**What you will do**
Return each line of the material below that contains the string "this".

Layout element entries

▽

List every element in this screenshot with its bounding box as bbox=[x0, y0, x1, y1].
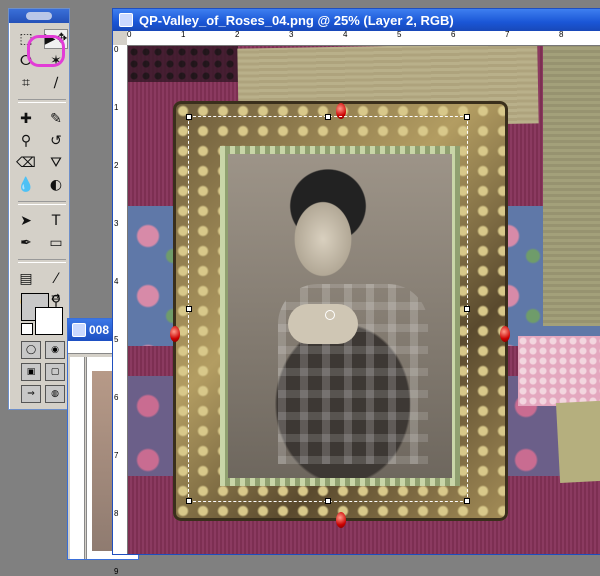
standard-screen-icon[interactable]: ▣ bbox=[21, 363, 41, 381]
transform-handle[interactable] bbox=[186, 498, 192, 504]
photoshop-doc-icon bbox=[72, 323, 86, 337]
ruler-tick-label: 1 bbox=[114, 103, 119, 112]
move-tool-highlight-circle bbox=[27, 35, 65, 67]
ruler-tick-label: 8 bbox=[114, 509, 119, 518]
second-window-vruler bbox=[70, 357, 85, 559]
transform-handle[interactable] bbox=[186, 306, 192, 312]
standard-mode-icon[interactable]: ◯ bbox=[21, 341, 41, 359]
mask-mode-row: ◯ ◉ bbox=[21, 341, 65, 359]
transform-pivot-icon[interactable] bbox=[325, 310, 335, 320]
ruler-tick-label: 7 bbox=[505, 30, 510, 39]
ruler-tick-label: 6 bbox=[451, 30, 456, 39]
background-color-swatch[interactable] bbox=[35, 307, 63, 335]
ruler-tick-label: 3 bbox=[289, 30, 294, 39]
imageready-icon[interactable]: ◍ bbox=[45, 385, 65, 403]
transform-handle[interactable] bbox=[325, 498, 331, 504]
red-jewel bbox=[500, 326, 510, 342]
blur-tool-icon[interactable]: 💧 bbox=[14, 175, 38, 195]
tool-separator bbox=[18, 259, 66, 263]
black-lace-ribbon bbox=[128, 46, 238, 82]
notes-tool-icon[interactable]: ▤ bbox=[14, 269, 38, 289]
ruler-tick-label: 7 bbox=[114, 451, 119, 460]
ruler-tick-label: 8 bbox=[559, 30, 564, 39]
dodge-tool-icon[interactable]: ◐ bbox=[44, 175, 68, 195]
ruler-tick-label: 6 bbox=[114, 393, 119, 402]
slice-tool-icon[interactable]: ∕ bbox=[44, 73, 68, 93]
paint-bucket-tool-icon[interactable]: ⛛ bbox=[44, 153, 68, 173]
jump-to-imageready-icon[interactable]: ⇒ bbox=[21, 385, 41, 403]
document-title: QP-Valley_of_Roses_04.png @ 25% (Layer 2… bbox=[139, 12, 454, 28]
toolbox-grip-icon[interactable] bbox=[26, 12, 52, 20]
transform-handle[interactable] bbox=[325, 114, 331, 120]
default-colors-icon[interactable] bbox=[21, 323, 33, 335]
full-screen-menu-icon[interactable]: ▢ bbox=[45, 363, 65, 381]
healing-brush-tool-icon[interactable]: ✚ bbox=[14, 109, 38, 129]
transform-bounding-box[interactable] bbox=[186, 114, 470, 504]
transform-handle[interactable] bbox=[464, 114, 470, 120]
imageready-row: ⇒ ◍ bbox=[21, 385, 65, 403]
ruler-tick-label: 0 bbox=[127, 30, 132, 39]
journal-tag bbox=[555, 398, 600, 484]
vertical-ruler[interactable]: 0 1 2 3 4 5 6 7 8 9 bbox=[113, 45, 128, 576]
transform-handle[interactable] bbox=[464, 498, 470, 504]
eraser-tool-icon[interactable]: ⌫ bbox=[14, 153, 38, 173]
toolbox-panel: ⬚▶✥ⵔ✶⌗∕✚✎⚲↺⌫⛛💧◐➤T✒▭▤⁄✋⚲ ⇄ ◯ ◉ ▣ ▢ ■ ⇒ ◍ bbox=[8, 8, 89, 410]
crop-tool-icon[interactable]: ⌗ bbox=[14, 73, 38, 93]
ruler-tick-label: 9 bbox=[114, 567, 119, 576]
ruler-tick-label: 1 bbox=[181, 30, 186, 39]
red-jewel bbox=[170, 326, 180, 342]
ruler-tick-label: 4 bbox=[114, 277, 119, 286]
tool-separator bbox=[18, 201, 66, 205]
document-window[interactable]: QP-Valley_of_Roses_04.png @ 25% (Layer 2… bbox=[112, 8, 600, 576]
toolbox-titlebar[interactable] bbox=[9, 9, 69, 23]
eyedropper-tool-icon[interactable]: ⁄ bbox=[44, 269, 68, 289]
transform-handle[interactable] bbox=[464, 306, 470, 312]
red-jewel bbox=[336, 512, 346, 528]
brush-tool-icon[interactable]: ✎ bbox=[44, 109, 68, 129]
history-brush-tool-icon[interactable]: ↺ bbox=[44, 131, 68, 151]
shape-tool-icon[interactable]: ▭ bbox=[44, 233, 68, 253]
ruler-tick-label: 2 bbox=[114, 161, 119, 170]
tool-separator bbox=[18, 99, 66, 103]
ruler-tick-label: 0 bbox=[114, 45, 119, 54]
document-canvas[interactable] bbox=[128, 46, 600, 554]
pink-lace-trim bbox=[518, 336, 600, 406]
second-window-title: 008 bbox=[89, 323, 110, 337]
ruler-tick-label: 5 bbox=[114, 335, 119, 344]
type-tool-icon[interactable]: T bbox=[44, 211, 68, 231]
ruler-tick-label: 2 bbox=[235, 30, 240, 39]
clone-stamp-tool-icon[interactable]: ⚲ bbox=[14, 131, 38, 151]
swap-colors-icon[interactable]: ⇄ bbox=[51, 291, 60, 304]
quick-mask-icon[interactable]: ◉ bbox=[45, 341, 65, 359]
horizontal-ruler[interactable]: 0 1 2 3 4 5 6 7 8 bbox=[127, 30, 600, 46]
ruler-tick-label: 4 bbox=[343, 30, 348, 39]
right-paper-strip bbox=[543, 46, 600, 326]
pen-tool-icon[interactable]: ✒ bbox=[14, 233, 38, 253]
photoshop-doc-icon bbox=[119, 13, 133, 27]
ruler-tick-label: 5 bbox=[397, 30, 402, 39]
ruler-tick-label: 3 bbox=[114, 219, 119, 228]
document-titlebar[interactable]: QP-Valley_of_Roses_04.png @ 25% (Layer 2… bbox=[113, 9, 600, 31]
path-selection-tool-icon[interactable]: ➤ bbox=[14, 211, 38, 231]
transform-handle[interactable] bbox=[186, 114, 192, 120]
color-swatches: ⇄ bbox=[21, 291, 65, 337]
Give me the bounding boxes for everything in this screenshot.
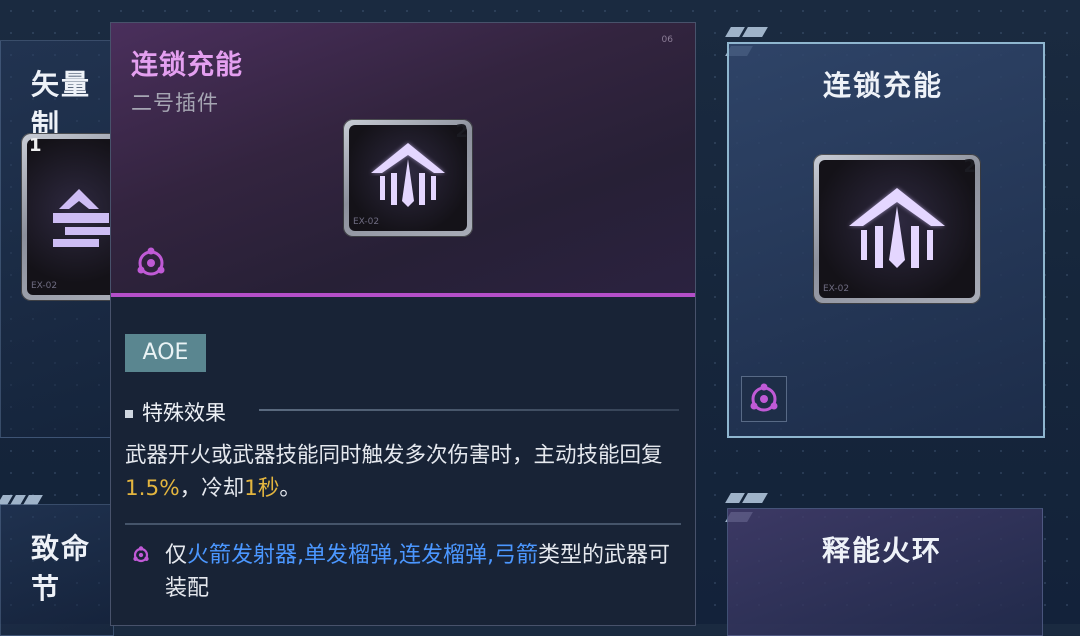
tooltip-header-divider xyxy=(111,293,695,297)
plugin-card-left-top[interactable]: 矢量制 1 EX-02 xyxy=(0,40,131,438)
tag-badge: AOE xyxy=(125,334,206,372)
tooltip-header: 连锁充能 二号插件 06 2 EX-02 xyxy=(111,23,695,295)
card-header-deco xyxy=(725,22,790,56)
tooltip-title: 连锁充能 xyxy=(131,50,243,81)
card-title: 释能火环 xyxy=(822,534,943,567)
effect-description: 武器开火或武器技能同时触发多次伤害时，主动技能回复1.5%，冷却1秒。 xyxy=(125,443,663,501)
plugin-card-left-bottom[interactable]: 致命节 xyxy=(0,504,114,636)
tooltip-subtitle: 二号插件 xyxy=(131,91,219,115)
equip-restriction: 仅火箭发射器,单发榴弹,连发榴弹,弓箭类型的武器可装配 xyxy=(165,543,671,601)
plugin-tooltip: 连锁充能 二号插件 06 2 EX-02 AOE 特殊效果 武器开火或武器技能同… xyxy=(110,22,696,626)
network-node-icon xyxy=(129,543,153,567)
card-title: 矢量制 xyxy=(31,68,92,141)
tooltip-index-label: 06 xyxy=(661,35,673,45)
network-node-icon xyxy=(129,241,173,285)
card-title: 连锁充能 xyxy=(823,69,944,102)
plugin-chip-icon: 2 EX-02 xyxy=(343,119,473,237)
card-header-deco xyxy=(725,488,790,522)
value-highlight: 1秒 xyxy=(244,476,280,501)
bullet-square-icon xyxy=(125,410,133,418)
weapon-types: 火箭发射器,单发榴弹,连发榴弹,弓箭 xyxy=(187,543,538,568)
divider xyxy=(125,523,681,525)
section-heading: 特殊效果 xyxy=(125,397,226,427)
plugin-card-right-bottom[interactable]: 释能火环 xyxy=(727,508,1043,636)
card-title: 致命节 xyxy=(31,532,92,605)
section-divider xyxy=(259,409,679,411)
card-header-deco xyxy=(0,490,62,505)
network-node-icon xyxy=(741,376,787,422)
plugin-chip-icon: 2 EX-02 xyxy=(813,154,981,304)
plugin-card-right-top[interactable]: 连锁充能 2 EX-02 xyxy=(727,42,1045,438)
value-highlight: 1.5% xyxy=(125,476,180,501)
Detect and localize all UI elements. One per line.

△

**Solution below**
List every element in this screenshot with its bounding box as bbox=[x0, y0, x1, y1].
Give me the bounding boxes for everything in this screenshot.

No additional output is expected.